■ Extracted material
★ ★ ★ ★

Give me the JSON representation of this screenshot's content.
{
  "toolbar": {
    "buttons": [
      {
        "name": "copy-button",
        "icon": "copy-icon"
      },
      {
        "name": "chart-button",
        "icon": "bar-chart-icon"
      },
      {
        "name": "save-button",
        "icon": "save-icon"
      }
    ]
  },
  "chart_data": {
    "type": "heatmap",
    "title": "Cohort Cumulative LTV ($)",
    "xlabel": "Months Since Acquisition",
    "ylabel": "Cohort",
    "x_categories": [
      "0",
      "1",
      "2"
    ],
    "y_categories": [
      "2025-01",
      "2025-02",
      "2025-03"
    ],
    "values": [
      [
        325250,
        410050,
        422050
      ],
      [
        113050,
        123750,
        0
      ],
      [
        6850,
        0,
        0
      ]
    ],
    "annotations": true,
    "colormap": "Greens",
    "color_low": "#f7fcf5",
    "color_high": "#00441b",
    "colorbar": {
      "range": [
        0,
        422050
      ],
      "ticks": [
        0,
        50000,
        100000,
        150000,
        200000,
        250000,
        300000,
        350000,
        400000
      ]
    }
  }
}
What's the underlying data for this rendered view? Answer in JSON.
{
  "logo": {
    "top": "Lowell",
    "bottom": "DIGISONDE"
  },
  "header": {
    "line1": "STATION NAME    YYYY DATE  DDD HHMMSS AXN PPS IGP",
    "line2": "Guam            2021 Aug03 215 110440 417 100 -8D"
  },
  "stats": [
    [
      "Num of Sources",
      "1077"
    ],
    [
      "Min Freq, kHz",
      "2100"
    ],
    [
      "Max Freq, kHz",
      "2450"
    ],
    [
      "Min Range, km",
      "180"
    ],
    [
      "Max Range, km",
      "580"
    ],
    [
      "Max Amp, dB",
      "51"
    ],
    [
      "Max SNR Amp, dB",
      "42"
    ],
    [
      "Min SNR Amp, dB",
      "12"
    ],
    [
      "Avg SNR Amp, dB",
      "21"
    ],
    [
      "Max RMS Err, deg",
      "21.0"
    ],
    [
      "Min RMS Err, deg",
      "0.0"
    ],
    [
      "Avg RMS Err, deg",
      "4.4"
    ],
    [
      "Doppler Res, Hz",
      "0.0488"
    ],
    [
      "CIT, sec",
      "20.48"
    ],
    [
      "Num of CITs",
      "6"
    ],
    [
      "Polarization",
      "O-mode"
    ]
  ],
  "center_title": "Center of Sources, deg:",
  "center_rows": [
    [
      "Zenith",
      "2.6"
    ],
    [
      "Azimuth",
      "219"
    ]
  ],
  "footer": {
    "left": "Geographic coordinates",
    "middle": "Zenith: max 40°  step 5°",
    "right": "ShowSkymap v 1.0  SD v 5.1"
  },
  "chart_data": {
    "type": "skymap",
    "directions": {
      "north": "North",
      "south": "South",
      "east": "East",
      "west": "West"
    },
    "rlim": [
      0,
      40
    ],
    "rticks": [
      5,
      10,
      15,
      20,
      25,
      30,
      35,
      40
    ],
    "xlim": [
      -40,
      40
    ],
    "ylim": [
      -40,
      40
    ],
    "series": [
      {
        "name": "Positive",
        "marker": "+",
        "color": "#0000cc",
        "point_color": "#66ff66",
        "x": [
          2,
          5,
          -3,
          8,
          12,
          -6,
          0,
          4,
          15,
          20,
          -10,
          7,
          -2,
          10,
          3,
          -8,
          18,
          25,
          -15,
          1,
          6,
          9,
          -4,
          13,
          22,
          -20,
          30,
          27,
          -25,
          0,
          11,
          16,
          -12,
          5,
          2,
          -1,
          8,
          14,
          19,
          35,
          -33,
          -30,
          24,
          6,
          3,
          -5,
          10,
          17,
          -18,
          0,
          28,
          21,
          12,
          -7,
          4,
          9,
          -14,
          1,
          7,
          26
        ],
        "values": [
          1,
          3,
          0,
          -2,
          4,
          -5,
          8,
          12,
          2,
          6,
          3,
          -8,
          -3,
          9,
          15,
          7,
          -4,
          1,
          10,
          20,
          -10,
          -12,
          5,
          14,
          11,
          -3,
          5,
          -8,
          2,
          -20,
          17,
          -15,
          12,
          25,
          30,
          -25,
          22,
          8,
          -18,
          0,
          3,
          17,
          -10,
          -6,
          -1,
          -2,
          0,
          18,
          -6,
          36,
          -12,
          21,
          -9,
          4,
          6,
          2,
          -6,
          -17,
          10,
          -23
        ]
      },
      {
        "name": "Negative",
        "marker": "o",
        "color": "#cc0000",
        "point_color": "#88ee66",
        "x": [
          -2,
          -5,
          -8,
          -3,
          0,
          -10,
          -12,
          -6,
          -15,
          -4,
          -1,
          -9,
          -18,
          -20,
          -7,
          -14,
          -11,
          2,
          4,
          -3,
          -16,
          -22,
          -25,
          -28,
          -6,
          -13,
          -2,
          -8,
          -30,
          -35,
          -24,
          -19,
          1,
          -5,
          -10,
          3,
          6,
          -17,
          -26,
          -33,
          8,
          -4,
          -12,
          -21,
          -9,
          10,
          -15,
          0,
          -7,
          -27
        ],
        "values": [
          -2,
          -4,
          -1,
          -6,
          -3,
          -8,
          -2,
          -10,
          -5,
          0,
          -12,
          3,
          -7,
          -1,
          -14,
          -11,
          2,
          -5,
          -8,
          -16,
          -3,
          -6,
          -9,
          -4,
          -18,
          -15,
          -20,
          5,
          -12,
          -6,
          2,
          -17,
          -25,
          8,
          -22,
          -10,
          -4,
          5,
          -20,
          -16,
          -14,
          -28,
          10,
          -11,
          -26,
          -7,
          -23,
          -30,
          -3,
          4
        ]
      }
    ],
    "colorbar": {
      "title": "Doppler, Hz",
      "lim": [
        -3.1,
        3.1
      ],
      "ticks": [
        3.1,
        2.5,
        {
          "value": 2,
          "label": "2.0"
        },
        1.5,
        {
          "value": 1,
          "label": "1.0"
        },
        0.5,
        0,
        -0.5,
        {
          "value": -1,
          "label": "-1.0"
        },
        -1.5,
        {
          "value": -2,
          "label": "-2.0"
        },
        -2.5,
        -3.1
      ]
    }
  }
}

★ ★ ★ ★

■ Stated task
Return all of the entries word for word.

■ Reply
Give me the JSON representation of this screenshot's content.
{
  "toolbar": {
    "buttons": [
      {
        "name": "copy-button",
        "icon": "copy-icon"
      },
      {
        "name": "chart-button",
        "icon": "bar-chart-icon"
      },
      {
        "name": "save-button",
        "icon": "save-icon"
      }
    ]
  },
  "chart_data": {
    "type": "heatmap",
    "title": "Cohort Cumulative LTV ($)",
    "xlabel": "Months Since Acquisition",
    "ylabel": "Cohort",
    "x_categories": [
      "0",
      "1",
      "2"
    ],
    "y_categories": [
      "2025-01",
      "2025-02",
      "2025-03"
    ],
    "values": [
      [
        325250,
        410050,
        422050
      ],
      [
        113050,
        123750,
        0
      ],
      [
        6850,
        0,
        0
      ]
    ],
    "annotations": true,
    "colormap": "Greens",
    "color_low": "#f7fcf5",
    "color_high": "#00441b",
    "colorbar": {
      "range": [
        0,
        422050
      ],
      "ticks": [
        0,
        50000,
        100000,
        150000,
        200000,
        250000,
        300000,
        350000,
        400000
      ]
    }
  }
}
What's the underlying data for this rendered view? Answer in JSON.
{
  "logo": {
    "top": "Lowell",
    "bottom": "DIGISONDE"
  },
  "header": {
    "line1": "STATION NAME    YYYY DATE  DDD HHMMSS AXN PPS IGP",
    "line2": "Guam            2021 Aug03 215 110440 417 100 -8D"
  },
  "stats": [
    [
      "Num of Sources",
      "1077"
    ],
    [
      "Min Freq, kHz",
      "2100"
    ],
    [
      "Max Freq, kHz",
      "2450"
    ],
    [
      "Min Range, km",
      "180"
    ],
    [
      "Max Range, km",
      "580"
    ],
    [
      "Max Amp, dB",
      "51"
    ],
    [
      "Max SNR Amp, dB",
      "42"
    ],
    [
      "Min SNR Amp, dB",
      "12"
    ],
    [
      "Avg SNR Amp, dB",
      "21"
    ],
    [
      "Max RMS Err, deg",
      "21.0"
    ],
    [
      "Min RMS Err, deg",
      "0.0"
    ],
    [
      "Avg RMS Err, deg",
      "4.4"
    ],
    [
      "Doppler Res, Hz",
      "0.0488"
    ],
    [
      "CIT, sec",
      "20.48"
    ],
    [
      "Num of CITs",
      "6"
    ],
    [
      "Polarization",
      "O-mode"
    ]
  ],
  "center_title": "Center of Sources, deg:",
  "center_rows": [
    [
      "Zenith",
      "2.6"
    ],
    [
      "Azimuth",
      "219"
    ]
  ],
  "footer": {
    "left": "Geographic coordinates",
    "middle": "Zenith: max 40°  step 5°",
    "right": "ShowSkymap v 1.0  SD v 5.1"
  },
  "chart_data": {
    "type": "skymap",
    "directions": {
      "north": "North",
      "south": "South",
      "east": "East",
      "west": "West"
    },
    "rlim": [
      0,
      40
    ],
    "rticks": [
      5,
      10,
      15,
      20,
      25,
      30,
      35,
      40
    ],
    "xlim": [
      -40,
      40
    ],
    "ylim": [
      -40,
      40
    ],
    "series": [
      {
        "name": "Positive",
        "marker": "+",
        "color": "#0000cc",
        "point_color": "#66ff66",
        "x": [
          2,
          5,
          -3,
          8,
          12,
          -6,
          0,
          4,
          15,
          20,
          -10,
          7,
          -2,
          10,
          3,
          -8,
          18,
          25,
          -15,
          1,
          6,
          9,
          -4,
          13,
          22,
          -20,
          30,
          27,
          -25,
          0,
          11,
          16,
          -12,
          5,
          2,
          -1,
          8,
          14,
          19,
          35,
          -33,
          -30,
          24,
          6,
          3,
          -5,
          10,
          17,
          -18,
          0,
          28,
          21,
          12,
          -7,
          4,
          9,
          -14,
          1,
          7,
          26
        ],
        "values": [
          1,
          3,
          0,
          -2,
          4,
          -5,
          8,
          12,
          2,
          6,
          3,
          -8,
          -3,
          9,
          15,
          7,
          -4,
          1,
          10,
          20,
          -10,
          -12,
          5,
          14,
          11,
          -3,
          5,
          -8,
          2,
          -20,
          17,
          -15,
          12,
          25,
          30,
          -25,
          22,
          8,
          -18,
          0,
          3,
          17,
          -10,
          -6,
          -1,
          -2,
          0,
          18,
          -6,
          36,
          -12,
          21,
          -9,
          4,
          6,
          2,
          -6,
          -17,
          10,
          -23
        ]
      },
      {
        "name": "Negative",
        "marker": "o",
        "color": "#cc0000",
        "point_color": "#88ee66",
        "x": [
          -2,
          -5,
          -8,
          -3,
          0,
          -10,
          -12,
          -6,
          -15,
          -4,
          -1,
          -9,
          -18,
          -20,
          -7,
          -14,
          -11,
          2,
          4,
          -3,
          -16,
          -22,
          -25,
          -28,
          -6,
          -13,
          -2,
          -8,
          -30,
          -35,
          -24,
          -19,
          1,
          -5,
          -10,
          3,
          6,
          -17,
          -26,
          -33,
          8,
          -4,
          -12,
          -21,
          -9,
          10,
          -15,
          0,
          -7,
          -27
        ],
        "values": [
          -2,
          -4,
          -1,
          -6,
          -3,
          -8,
          -2,
          -10,
          -5,
          0,
          -12,
          3,
          -7,
          -1,
          -14,
          -11,
          2,
          -5,
          -8,
          -16,
          -3,
          -6,
          -9,
          -4,
          -18,
          -15,
          -20,
          5,
          -12,
          -6,
          2,
          -17,
          -25,
          8,
          -22,
          -10,
          -4,
          5,
          -20,
          -16,
          -14,
          -28,
          10,
          -11,
          -26,
          -7,
          -23,
          -30,
          -3,
          4
        ]
      }
    ],
    "colorbar": {
      "title": "Doppler, Hz",
      "lim": [
        -3.1,
        3.1
      ],
      "ticks": [
        3.1,
        2.5,
        {
          "value": 2,
          "label": "2.0"
        },
        1.5,
        {
          "value": 1,
          "label": "1.0"
        },
        0.5,
        0,
        -0.5,
        {
          "value": -1,
          "label": "-1.0"
        },
        -1.5,
        {
          "value": -2,
          "label": "-2.0"
        },
        -2.5,
        -3.1
      ]
    }
  }
}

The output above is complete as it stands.